> Exercise goal
Could you give the data below again, exactly and completely?

Items from a dataset
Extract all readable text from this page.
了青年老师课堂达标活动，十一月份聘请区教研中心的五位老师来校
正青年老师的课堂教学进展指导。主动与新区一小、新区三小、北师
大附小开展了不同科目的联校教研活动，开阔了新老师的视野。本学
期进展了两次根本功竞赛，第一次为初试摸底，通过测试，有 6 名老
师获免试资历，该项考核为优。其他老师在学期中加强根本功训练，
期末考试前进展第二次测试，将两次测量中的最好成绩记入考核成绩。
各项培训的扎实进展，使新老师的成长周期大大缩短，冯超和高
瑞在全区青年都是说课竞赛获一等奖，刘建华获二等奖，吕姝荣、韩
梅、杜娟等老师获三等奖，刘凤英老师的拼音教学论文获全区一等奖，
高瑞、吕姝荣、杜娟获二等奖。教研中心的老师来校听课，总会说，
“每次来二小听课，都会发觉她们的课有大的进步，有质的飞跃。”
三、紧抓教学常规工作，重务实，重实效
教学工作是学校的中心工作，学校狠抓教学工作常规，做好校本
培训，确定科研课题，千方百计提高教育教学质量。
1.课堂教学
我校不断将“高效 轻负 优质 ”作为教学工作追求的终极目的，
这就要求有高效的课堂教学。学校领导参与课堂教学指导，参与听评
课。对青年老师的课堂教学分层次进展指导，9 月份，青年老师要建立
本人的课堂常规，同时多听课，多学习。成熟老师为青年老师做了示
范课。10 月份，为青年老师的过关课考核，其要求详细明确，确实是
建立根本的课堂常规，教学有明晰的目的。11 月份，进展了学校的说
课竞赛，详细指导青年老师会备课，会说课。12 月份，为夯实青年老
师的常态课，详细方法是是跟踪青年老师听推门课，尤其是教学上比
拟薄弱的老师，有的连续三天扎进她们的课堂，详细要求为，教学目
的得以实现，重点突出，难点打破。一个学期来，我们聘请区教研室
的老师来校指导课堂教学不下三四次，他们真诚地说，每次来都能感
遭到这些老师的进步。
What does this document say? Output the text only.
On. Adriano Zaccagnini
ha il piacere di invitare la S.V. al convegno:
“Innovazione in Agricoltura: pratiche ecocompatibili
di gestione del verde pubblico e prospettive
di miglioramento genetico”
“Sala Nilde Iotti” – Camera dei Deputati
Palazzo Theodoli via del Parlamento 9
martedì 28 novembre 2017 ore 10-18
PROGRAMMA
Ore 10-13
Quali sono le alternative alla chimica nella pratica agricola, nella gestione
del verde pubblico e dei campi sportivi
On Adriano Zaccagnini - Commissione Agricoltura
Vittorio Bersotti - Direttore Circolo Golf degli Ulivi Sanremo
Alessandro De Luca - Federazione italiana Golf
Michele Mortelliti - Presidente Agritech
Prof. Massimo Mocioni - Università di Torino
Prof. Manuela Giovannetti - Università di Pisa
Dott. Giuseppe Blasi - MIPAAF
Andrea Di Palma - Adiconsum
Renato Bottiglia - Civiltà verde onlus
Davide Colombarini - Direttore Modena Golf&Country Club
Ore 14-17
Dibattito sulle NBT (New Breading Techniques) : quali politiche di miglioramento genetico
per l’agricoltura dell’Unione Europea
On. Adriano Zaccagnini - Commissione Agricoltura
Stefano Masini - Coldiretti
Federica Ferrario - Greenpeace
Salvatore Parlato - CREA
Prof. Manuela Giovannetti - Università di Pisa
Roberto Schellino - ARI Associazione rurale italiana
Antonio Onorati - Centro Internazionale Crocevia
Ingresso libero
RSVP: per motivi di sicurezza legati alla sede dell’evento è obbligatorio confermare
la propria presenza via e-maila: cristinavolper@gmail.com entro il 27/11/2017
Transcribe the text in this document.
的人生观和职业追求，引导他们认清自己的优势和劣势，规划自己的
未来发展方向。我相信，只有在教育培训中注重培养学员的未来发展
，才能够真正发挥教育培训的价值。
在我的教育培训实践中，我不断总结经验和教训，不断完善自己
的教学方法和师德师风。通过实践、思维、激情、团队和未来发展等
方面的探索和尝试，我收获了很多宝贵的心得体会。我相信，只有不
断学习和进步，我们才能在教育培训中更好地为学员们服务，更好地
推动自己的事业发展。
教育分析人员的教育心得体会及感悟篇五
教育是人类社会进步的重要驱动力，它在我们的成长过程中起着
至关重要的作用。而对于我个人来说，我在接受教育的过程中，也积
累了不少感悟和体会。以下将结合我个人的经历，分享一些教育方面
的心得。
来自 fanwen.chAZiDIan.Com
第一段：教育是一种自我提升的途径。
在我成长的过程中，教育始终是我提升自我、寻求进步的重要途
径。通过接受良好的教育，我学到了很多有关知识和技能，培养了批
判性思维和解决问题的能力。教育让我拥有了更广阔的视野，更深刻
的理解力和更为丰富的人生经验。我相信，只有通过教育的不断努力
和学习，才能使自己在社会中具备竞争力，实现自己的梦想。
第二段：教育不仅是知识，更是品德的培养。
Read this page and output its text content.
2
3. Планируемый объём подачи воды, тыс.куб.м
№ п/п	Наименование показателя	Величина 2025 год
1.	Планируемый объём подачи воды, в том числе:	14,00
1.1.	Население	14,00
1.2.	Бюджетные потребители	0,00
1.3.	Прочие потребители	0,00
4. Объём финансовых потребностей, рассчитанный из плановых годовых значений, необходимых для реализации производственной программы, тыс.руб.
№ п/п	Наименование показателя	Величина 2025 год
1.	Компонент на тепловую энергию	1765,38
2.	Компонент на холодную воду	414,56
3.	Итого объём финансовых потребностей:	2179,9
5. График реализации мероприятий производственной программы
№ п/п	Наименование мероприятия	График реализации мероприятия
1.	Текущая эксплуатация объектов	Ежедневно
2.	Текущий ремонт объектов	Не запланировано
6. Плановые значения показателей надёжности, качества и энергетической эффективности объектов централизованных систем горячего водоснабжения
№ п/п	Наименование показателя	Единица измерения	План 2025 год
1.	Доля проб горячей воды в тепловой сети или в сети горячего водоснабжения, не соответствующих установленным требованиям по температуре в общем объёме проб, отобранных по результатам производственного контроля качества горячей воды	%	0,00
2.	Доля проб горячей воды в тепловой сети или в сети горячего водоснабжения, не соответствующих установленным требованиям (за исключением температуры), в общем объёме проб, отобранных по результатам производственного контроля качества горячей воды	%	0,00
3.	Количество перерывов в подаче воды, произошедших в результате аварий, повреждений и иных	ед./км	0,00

> Written response
Extract all readable text from this page.
了青年老师课堂达标活动，十一月份聘请区教研中心的五位老师来校
正青年老师的课堂教学进展指导。主动与新区一小、新区三小、北师
大附小开展了不同科目的联校教研活动，开阔了新老师的视野。本学
期进展了两次根本功竞赛，第一次为初试摸底，通过测试，有 6 名老
师获免试资历，该项考核为优。其他老师在学期中加强根本功训练，
期末考试前进展第二次测试，将两次测量中的最好成绩记入考核成绩。
各项培训的扎实进展，使新老师的成长周期大大缩短，冯超和高
瑞在全区青年都是说课竞赛获一等奖，刘建华获二等奖，吕姝荣、韩
梅、杜娟等老师获三等奖，刘凤英老师的拼音教学论文获全区一等奖，
高瑞、吕姝荣、杜娟获二等奖。教研中心的老师来校听课，总会说，
“每次来二小听课，都会发觉她们的课有大的进步，有质的飞跃。”
三、紧抓教学常规工作，重务实，重实效
教学工作是学校的中心工作，学校狠抓教学工作常规，做好校本
培训，确定科研课题，千方百计提高教育教学质量。
1.课堂教学
我校不断将“高效 轻负 优质 ”作为教学工作追求的终极目的，
这就要求有高效的课堂教学。学校领导参与课堂教学指导，参与听评
课。对青年老师的课堂教学分层次进展指导，9 月份，青年老师要建立
本人的课堂常规，同时多听课，多学习。成熟老师为青年老师做了示
范课。10 月份，为青年老师的过关课考核，其要求详细明确，确实是
建立根本的课堂常规，教学有明晰的目的。11 月份，进展了学校的说
课竞赛，详细指导青年老师会备课，会说课。12 月份，为夯实青年老
师的常态课，详细方法是是跟踪青年老师听推门课，尤其是教学上比
拟薄弱的老师，有的连续三天扎进她们的课堂，详细要求为，教学目
的得以实现，重点突出，难点打破。一个学期来，我们聘请区教研室
的老师来校指导课堂教学不下三四次，他们真诚地说，每次来都能感
遭到这些老师的进步。
What does this document say? Output the text only.
On. Adriano Zaccagnini
ha il piacere di invitare la S.V. al convegno:
“Innovazione in Agricoltura: pratiche ecocompatibili
di gestione del verde pubblico e prospettive
di miglioramento genetico”
“Sala Nilde Iotti” – Camera dei Deputati
Palazzo Theodoli via del Parlamento 9
martedì 28 novembre 2017 ore 10-18
PROGRAMMA
Ore 10-13
Quali sono le alternative alla chimica nella pratica agricola, nella gestione
del verde pubblico e dei campi sportivi
On Adriano Zaccagnini - Commissione Agricoltura
Vittorio Bersotti - Direttore Circolo Golf degli Ulivi Sanremo
Alessandro De Luca - Federazione italiana Golf
Michele Mortelliti - Presidente Agritech
Prof. Massimo Mocioni - Università di Torino
Prof. Manuela Giovannetti - Università di Pisa
Dott. Giuseppe Blasi - MIPAAF
Andrea Di Palma - Adiconsum
Renato Bottiglia - Civiltà verde onlus
Davide Colombarini - Direttore Modena Golf&Country Club
Ore 14-17
Dibattito sulle NBT (New Breading Techniques) : quali politiche di miglioramento genetico
per l’agricoltura dell’Unione Europea
On. Adriano Zaccagnini - Commissione Agricoltura
Stefano Masini - Coldiretti
Federica Ferrario - Greenpeace
Salvatore Parlato - CREA
Prof. Manuela Giovannetti - Università di Pisa
Roberto Schellino - ARI Associazione rurale italiana
Antonio Onorati - Centro Internazionale Crocevia
Ingresso libero
RSVP: per motivi di sicurezza legati alla sede dell’evento è obbligatorio confermare
la propria presenza via e-maila: cristinavolper@gmail.com entro il 27/11/2017
Transcribe the text in this document.
的人生观和职业追求，引导他们认清自己的优势和劣势，规划自己的
未来发展方向。我相信，只有在教育培训中注重培养学员的未来发展
，才能够真正发挥教育培训的价值。
在我的教育培训实践中，我不断总结经验和教训，不断完善自己
的教学方法和师德师风。通过实践、思维、激情、团队和未来发展等
方面的探索和尝试，我收获了很多宝贵的心得体会。我相信，只有不
断学习和进步，我们才能在教育培训中更好地为学员们服务，更好地
推动自己的事业发展。
教育分析人员的教育心得体会及感悟篇五
教育是人类社会进步的重要驱动力，它在我们的成长过程中起着
至关重要的作用。而对于我个人来说，我在接受教育的过程中，也积
累了不少感悟和体会。以下将结合我个人的经历，分享一些教育方面
的心得。
来自 fanwen.chAZiDIan.Com
第一段：教育是一种自我提升的途径。
在我成长的过程中，教育始终是我提升自我、寻求进步的重要途
径。通过接受良好的教育，我学到了很多有关知识和技能，培养了批
判性思维和解决问题的能力。教育让我拥有了更广阔的视野，更深刻
的理解力和更为丰富的人生经验。我相信，只有通过教育的不断努力
和学习，才能使自己在社会中具备竞争力，实现自己的梦想。
第二段：教育不仅是知识，更是品德的培养。
Read this page and output its text content.
2
3. Планируемый объём подачи воды, тыс.куб.м
№ п/п	Наименование показателя	Величина 2025 год
1.	Планируемый объём подачи воды, в том числе:	14,00
1.1.	Население	14,00
1.2.	Бюджетные потребители	0,00
1.3.	Прочие потребители	0,00
4. Объём финансовых потребностей, рассчитанный из плановых годовых значений, необходимых для реализации производственной программы, тыс.руб.
№ п/п	Наименование показателя	Величина 2025 год
1.	Компонент на тепловую энергию	1765,38
2.	Компонент на холодную воду	414,56
3.	Итого объём финансовых потребностей:	2179,9
5. График реализации мероприятий производственной программы
№ п/п	Наименование мероприятия	График реализации мероприятия
1.	Текущая эксплуатация объектов	Ежедневно
2.	Текущий ремонт объектов	Не запланировано
6. Плановые значения показателей надёжности, качества и энергетической эффективности объектов централизованных систем горячего водоснабжения
№ п/п	Наименование показателя	Единица измерения	План 2025 год
1.	Доля проб горячей воды в тепловой сети или в сети горячего водоснабжения, не соответствующих установленным требованиям по температуре в общем объёме проб, отобранных по результатам производственного контроля качества горячей воды	%	0,00
2.	Доля проб горячей воды в тепловой сети или в сети горячего водоснабжения, не соответствующих установленным требованиям (за исключением температуры), в общем объёме проб, отобранных по результатам производственного контроля качества горячей воды	%	0,00
3.	Количество перерывов в подаче воды, произошедших в результате аварий, повреждений и иных	ед./км	0,00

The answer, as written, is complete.